◆ Extracted records:
►

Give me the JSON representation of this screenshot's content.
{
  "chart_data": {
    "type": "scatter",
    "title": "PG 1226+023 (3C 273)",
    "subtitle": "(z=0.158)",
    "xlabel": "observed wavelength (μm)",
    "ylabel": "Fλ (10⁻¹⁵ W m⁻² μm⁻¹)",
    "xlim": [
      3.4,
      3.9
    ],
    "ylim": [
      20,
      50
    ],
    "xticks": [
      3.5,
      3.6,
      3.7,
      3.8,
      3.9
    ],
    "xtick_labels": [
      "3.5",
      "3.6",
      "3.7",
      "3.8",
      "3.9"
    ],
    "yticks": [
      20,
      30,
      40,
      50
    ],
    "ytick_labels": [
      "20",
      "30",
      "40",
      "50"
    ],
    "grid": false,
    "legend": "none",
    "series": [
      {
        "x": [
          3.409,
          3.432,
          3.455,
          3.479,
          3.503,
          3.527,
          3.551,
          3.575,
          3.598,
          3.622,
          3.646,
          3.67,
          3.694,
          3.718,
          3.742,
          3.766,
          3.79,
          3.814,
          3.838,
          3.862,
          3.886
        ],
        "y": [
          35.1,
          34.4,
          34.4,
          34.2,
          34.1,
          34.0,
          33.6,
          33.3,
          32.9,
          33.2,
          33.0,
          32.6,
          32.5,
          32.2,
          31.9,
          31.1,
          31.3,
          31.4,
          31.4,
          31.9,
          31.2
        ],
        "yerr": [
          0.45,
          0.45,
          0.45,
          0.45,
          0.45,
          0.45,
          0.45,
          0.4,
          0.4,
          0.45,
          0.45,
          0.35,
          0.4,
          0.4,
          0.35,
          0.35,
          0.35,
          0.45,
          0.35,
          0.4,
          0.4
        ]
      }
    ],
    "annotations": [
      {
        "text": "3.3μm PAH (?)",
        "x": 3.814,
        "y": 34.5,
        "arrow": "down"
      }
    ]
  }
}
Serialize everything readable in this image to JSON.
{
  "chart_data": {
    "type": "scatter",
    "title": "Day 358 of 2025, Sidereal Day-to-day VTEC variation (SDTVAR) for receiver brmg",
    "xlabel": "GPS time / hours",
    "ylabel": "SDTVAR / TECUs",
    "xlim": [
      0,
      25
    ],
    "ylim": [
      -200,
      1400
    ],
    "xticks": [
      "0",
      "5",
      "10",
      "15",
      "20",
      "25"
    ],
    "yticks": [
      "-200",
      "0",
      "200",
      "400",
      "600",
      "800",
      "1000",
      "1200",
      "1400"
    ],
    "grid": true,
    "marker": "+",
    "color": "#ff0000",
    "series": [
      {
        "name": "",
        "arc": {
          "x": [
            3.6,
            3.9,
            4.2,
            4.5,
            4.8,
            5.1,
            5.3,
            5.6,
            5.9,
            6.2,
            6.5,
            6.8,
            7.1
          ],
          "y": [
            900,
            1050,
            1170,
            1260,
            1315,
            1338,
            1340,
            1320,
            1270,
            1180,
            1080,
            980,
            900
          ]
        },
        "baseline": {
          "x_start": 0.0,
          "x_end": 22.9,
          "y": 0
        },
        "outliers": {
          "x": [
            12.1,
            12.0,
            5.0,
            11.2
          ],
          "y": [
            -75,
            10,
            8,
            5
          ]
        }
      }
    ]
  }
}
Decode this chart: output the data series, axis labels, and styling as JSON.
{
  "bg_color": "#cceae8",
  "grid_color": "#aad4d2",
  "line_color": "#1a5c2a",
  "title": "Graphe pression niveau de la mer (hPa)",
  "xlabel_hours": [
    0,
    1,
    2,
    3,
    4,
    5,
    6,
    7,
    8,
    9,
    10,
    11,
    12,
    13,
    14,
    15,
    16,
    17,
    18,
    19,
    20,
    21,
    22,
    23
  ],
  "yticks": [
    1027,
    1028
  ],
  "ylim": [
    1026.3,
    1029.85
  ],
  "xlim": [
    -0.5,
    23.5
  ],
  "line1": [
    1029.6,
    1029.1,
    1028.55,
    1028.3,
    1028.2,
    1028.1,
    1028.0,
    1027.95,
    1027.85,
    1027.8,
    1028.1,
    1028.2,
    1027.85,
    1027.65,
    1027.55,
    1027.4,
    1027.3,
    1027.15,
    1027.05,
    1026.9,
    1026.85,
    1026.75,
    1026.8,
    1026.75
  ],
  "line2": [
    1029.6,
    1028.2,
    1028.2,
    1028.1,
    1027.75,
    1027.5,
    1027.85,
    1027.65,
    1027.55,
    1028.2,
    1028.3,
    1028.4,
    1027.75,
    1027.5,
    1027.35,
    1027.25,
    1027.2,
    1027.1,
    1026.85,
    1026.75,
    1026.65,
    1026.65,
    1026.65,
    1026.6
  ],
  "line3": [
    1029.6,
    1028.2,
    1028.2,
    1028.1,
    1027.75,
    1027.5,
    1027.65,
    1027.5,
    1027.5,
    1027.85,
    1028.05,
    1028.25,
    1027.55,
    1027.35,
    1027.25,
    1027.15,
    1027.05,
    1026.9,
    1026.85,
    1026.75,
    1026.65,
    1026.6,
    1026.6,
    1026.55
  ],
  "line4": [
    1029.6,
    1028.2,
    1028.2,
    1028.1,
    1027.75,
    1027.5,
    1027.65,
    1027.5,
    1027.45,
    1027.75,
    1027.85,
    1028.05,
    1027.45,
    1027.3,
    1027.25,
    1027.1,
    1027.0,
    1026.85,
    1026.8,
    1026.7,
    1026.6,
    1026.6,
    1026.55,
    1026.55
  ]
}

◄

◆ Stated task: The records above should all be quoted exactly, please.

◆ Output of the exercise:
Give me the JSON representation of this screenshot's content.
{
  "chart_data": {
    "type": "scatter",
    "title": "PG 1226+023 (3C 273)",
    "subtitle": "(z=0.158)",
    "xlabel": "observed wavelength (μm)",
    "ylabel": "Fλ (10⁻¹⁵ W m⁻² μm⁻¹)",
    "xlim": [
      3.4,
      3.9
    ],
    "ylim": [
      20,
      50
    ],
    "xticks": [
      3.5,
      3.6,
      3.7,
      3.8,
      3.9
    ],
    "xtick_labels": [
      "3.5",
      "3.6",
      "3.7",
      "3.8",
      "3.9"
    ],
    "yticks": [
      20,
      30,
      40,
      50
    ],
    "ytick_labels": [
      "20",
      "30",
      "40",
      "50"
    ],
    "grid": false,
    "legend": "none",
    "series": [
      {
        "x": [
          3.409,
          3.432,
          3.455,
          3.479,
          3.503,
          3.527,
          3.551,
          3.575,
          3.598,
          3.622,
          3.646,
          3.67,
          3.694,
          3.718,
          3.742,
          3.766,
          3.79,
          3.814,
          3.838,
          3.862,
          3.886
        ],
        "y": [
          35.1,
          34.4,
          34.4,
          34.2,
          34.1,
          34.0,
          33.6,
          33.3,
          32.9,
          33.2,
          33.0,
          32.6,
          32.5,
          32.2,
          31.9,
          31.1,
          31.3,
          31.4,
          31.4,
          31.9,
          31.2
        ],
        "yerr": [
          0.45,
          0.45,
          0.45,
          0.45,
          0.45,
          0.45,
          0.45,
          0.4,
          0.4,
          0.45,
          0.45,
          0.35,
          0.4,
          0.4,
          0.35,
          0.35,
          0.35,
          0.45,
          0.35,
          0.4,
          0.4
        ]
      }
    ],
    "annotations": [
      {
        "text": "3.3μm PAH (?)",
        "x": 3.814,
        "y": 34.5,
        "arrow": "down"
      }
    ]
  }
}
Serialize everything readable in this image to JSON.
{
  "chart_data": {
    "type": "scatter",
    "title": "Day 358 of 2025, Sidereal Day-to-day VTEC variation (SDTVAR) for receiver brmg",
    "xlabel": "GPS time / hours",
    "ylabel": "SDTVAR / TECUs",
    "xlim": [
      0,
      25
    ],
    "ylim": [
      -200,
      1400
    ],
    "xticks": [
      "0",
      "5",
      "10",
      "15",
      "20",
      "25"
    ],
    "yticks": [
      "-200",
      "0",
      "200",
      "400",
      "600",
      "800",
      "1000",
      "1200",
      "1400"
    ],
    "grid": true,
    "marker": "+",
    "color": "#ff0000",
    "series": [
      {
        "name": "",
        "arc": {
          "x": [
            3.6,
            3.9,
            4.2,
            4.5,
            4.8,
            5.1,
            5.3,
            5.6,
            5.9,
            6.2,
            6.5,
            6.8,
            7.1
          ],
          "y": [
            900,
            1050,
            1170,
            1260,
            1315,
            1338,
            1340,
            1320,
            1270,
            1180,
            1080,
            980,
            900
          ]
        },
        "baseline": {
          "x_start": 0.0,
          "x_end": 22.9,
          "y": 0
        },
        "outliers": {
          "x": [
            12.1,
            12.0,
            5.0,
            11.2
          ],
          "y": [
            -75,
            10,
            8,
            5
          ]
        }
      }
    ]
  }
}
Decode this chart: output the data series, axis labels, and styling as JSON.
{
  "bg_color": "#cceae8",
  "grid_color": "#aad4d2",
  "line_color": "#1a5c2a",
  "title": "Graphe pression niveau de la mer (hPa)",
  "xlabel_hours": [
    0,
    1,
    2,
    3,
    4,
    5,
    6,
    7,
    8,
    9,
    10,
    11,
    12,
    13,
    14,
    15,
    16,
    17,
    18,
    19,
    20,
    21,
    22,
    23
  ],
  "yticks": [
    1027,
    1028
  ],
  "ylim": [
    1026.3,
    1029.85
  ],
  "xlim": [
    -0.5,
    23.5
  ],
  "line1": [
    1029.6,
    1029.1,
    1028.55,
    1028.3,
    1028.2,
    1028.1,
    1028.0,
    1027.95,
    1027.85,
    1027.8,
    1028.1,
    1028.2,
    1027.85,
    1027.65,
    1027.55,
    1027.4,
    1027.3,
    1027.15,
    1027.05,
    1026.9,
    1026.85,
    1026.75,
    1026.8,
    1026.75
  ],
  "line2": [
    1029.6,
    1028.2,
    1028.2,
    1028.1,
    1027.75,
    1027.5,
    1027.85,
    1027.65,
    1027.55,
    1028.2,
    1028.3,
    1028.4,
    1027.75,
    1027.5,
    1027.35,
    1027.25,
    1027.2,
    1027.1,
    1026.85,
    1026.75,
    1026.65,
    1026.65,
    1026.65,
    1026.6
  ],
  "line3": [
    1029.6,
    1028.2,
    1028.2,
    1028.1,
    1027.75,
    1027.5,
    1027.65,
    1027.5,
    1027.5,
    1027.85,
    1028.05,
    1028.25,
    1027.55,
    1027.35,
    1027.25,
    1027.15,
    1027.05,
    1026.9,
    1026.85,
    1026.75,
    1026.65,
    1026.6,
    1026.6,
    1026.55
  ],
  "line4": [
    1029.6,
    1028.2,
    1028.2,
    1028.1,
    1027.75,
    1027.5,
    1027.65,
    1027.5,
    1027.45,
    1027.75,
    1027.85,
    1028.05,
    1027.45,
    1027.3,
    1027.25,
    1027.1,
    1027.0,
    1026.85,
    1026.8,
    1026.7,
    1026.6,
    1026.6,
    1026.55,
    1026.55
  ]
}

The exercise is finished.